Prompt:
From the entries below, tally how many lines contain "ylabel" and report only that figure.

Data items
------------------------------------------------------------------------

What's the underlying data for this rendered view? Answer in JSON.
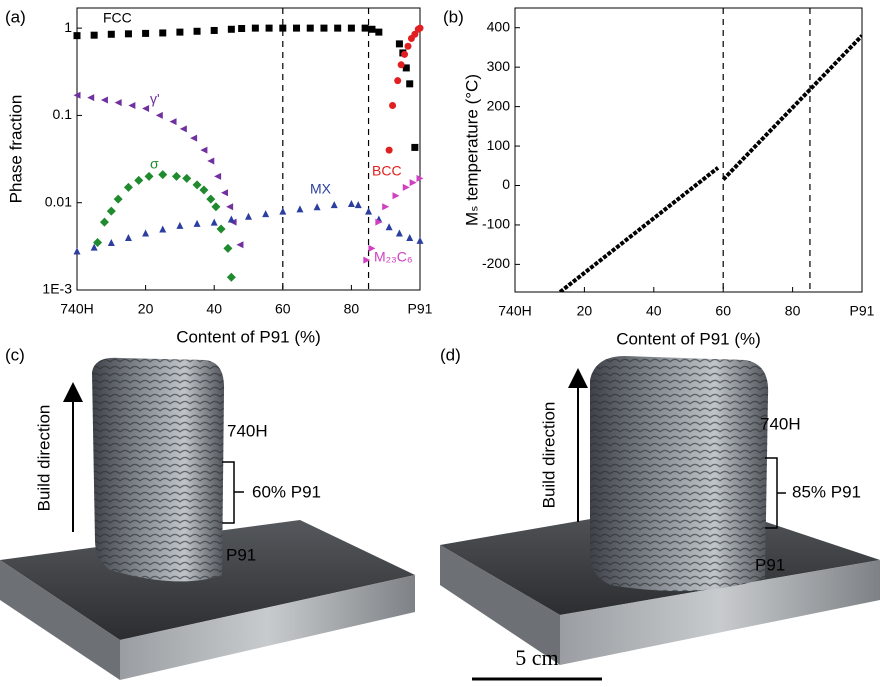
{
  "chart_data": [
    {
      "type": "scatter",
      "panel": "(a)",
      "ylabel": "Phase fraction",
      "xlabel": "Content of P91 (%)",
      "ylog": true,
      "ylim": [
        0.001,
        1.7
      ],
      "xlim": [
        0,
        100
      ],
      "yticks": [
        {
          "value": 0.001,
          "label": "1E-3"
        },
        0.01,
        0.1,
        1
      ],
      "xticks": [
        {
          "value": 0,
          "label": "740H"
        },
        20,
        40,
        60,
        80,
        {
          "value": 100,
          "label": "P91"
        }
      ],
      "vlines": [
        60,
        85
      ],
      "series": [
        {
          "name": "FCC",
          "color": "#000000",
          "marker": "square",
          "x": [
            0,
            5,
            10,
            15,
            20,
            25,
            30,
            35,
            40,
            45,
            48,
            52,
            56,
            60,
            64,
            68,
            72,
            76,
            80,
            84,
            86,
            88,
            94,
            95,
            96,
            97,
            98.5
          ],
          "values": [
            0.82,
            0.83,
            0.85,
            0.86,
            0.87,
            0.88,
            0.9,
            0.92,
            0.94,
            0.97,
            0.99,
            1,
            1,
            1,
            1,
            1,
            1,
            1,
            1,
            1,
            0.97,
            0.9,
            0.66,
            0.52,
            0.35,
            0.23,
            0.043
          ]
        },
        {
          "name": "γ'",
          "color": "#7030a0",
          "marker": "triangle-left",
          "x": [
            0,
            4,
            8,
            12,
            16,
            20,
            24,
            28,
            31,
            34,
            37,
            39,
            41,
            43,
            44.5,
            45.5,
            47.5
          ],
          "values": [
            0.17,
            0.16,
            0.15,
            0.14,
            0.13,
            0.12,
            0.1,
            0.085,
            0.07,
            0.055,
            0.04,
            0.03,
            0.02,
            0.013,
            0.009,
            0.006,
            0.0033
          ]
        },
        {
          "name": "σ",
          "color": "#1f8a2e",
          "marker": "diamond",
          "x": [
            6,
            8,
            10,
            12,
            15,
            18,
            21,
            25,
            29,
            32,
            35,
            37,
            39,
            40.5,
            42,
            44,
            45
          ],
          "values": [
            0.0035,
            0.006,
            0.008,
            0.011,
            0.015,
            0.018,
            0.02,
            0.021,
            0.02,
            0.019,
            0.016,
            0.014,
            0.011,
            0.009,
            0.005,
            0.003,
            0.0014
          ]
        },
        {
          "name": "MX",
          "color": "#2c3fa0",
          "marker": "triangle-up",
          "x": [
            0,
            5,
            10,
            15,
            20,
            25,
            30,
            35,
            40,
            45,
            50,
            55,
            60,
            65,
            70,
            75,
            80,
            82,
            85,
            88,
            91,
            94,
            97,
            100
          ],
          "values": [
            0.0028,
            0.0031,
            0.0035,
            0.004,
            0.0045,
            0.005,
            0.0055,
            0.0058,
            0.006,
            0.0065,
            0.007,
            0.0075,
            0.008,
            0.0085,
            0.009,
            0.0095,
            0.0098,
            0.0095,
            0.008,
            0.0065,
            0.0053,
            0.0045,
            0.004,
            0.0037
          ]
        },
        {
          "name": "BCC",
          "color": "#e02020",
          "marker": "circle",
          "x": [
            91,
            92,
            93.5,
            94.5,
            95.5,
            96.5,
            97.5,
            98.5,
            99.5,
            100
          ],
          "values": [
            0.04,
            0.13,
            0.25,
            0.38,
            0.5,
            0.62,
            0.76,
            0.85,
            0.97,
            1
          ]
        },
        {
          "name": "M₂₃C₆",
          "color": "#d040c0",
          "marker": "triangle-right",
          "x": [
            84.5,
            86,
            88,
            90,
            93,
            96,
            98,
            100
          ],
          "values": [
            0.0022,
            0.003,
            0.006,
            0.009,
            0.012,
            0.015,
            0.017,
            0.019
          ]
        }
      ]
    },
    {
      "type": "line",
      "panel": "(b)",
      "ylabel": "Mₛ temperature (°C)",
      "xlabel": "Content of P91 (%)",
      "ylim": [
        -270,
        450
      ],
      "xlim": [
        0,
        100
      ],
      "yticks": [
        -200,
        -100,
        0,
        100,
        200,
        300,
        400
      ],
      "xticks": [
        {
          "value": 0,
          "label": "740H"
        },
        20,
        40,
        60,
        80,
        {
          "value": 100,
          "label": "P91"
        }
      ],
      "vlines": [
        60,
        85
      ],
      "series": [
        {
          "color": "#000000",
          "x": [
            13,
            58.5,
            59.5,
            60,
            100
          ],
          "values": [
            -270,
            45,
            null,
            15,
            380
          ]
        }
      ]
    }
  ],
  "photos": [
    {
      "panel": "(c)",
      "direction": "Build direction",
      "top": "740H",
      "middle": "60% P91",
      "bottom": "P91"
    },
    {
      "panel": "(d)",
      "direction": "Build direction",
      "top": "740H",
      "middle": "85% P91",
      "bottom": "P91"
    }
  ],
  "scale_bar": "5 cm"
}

------------------------------------------------------------------------

Answer:
2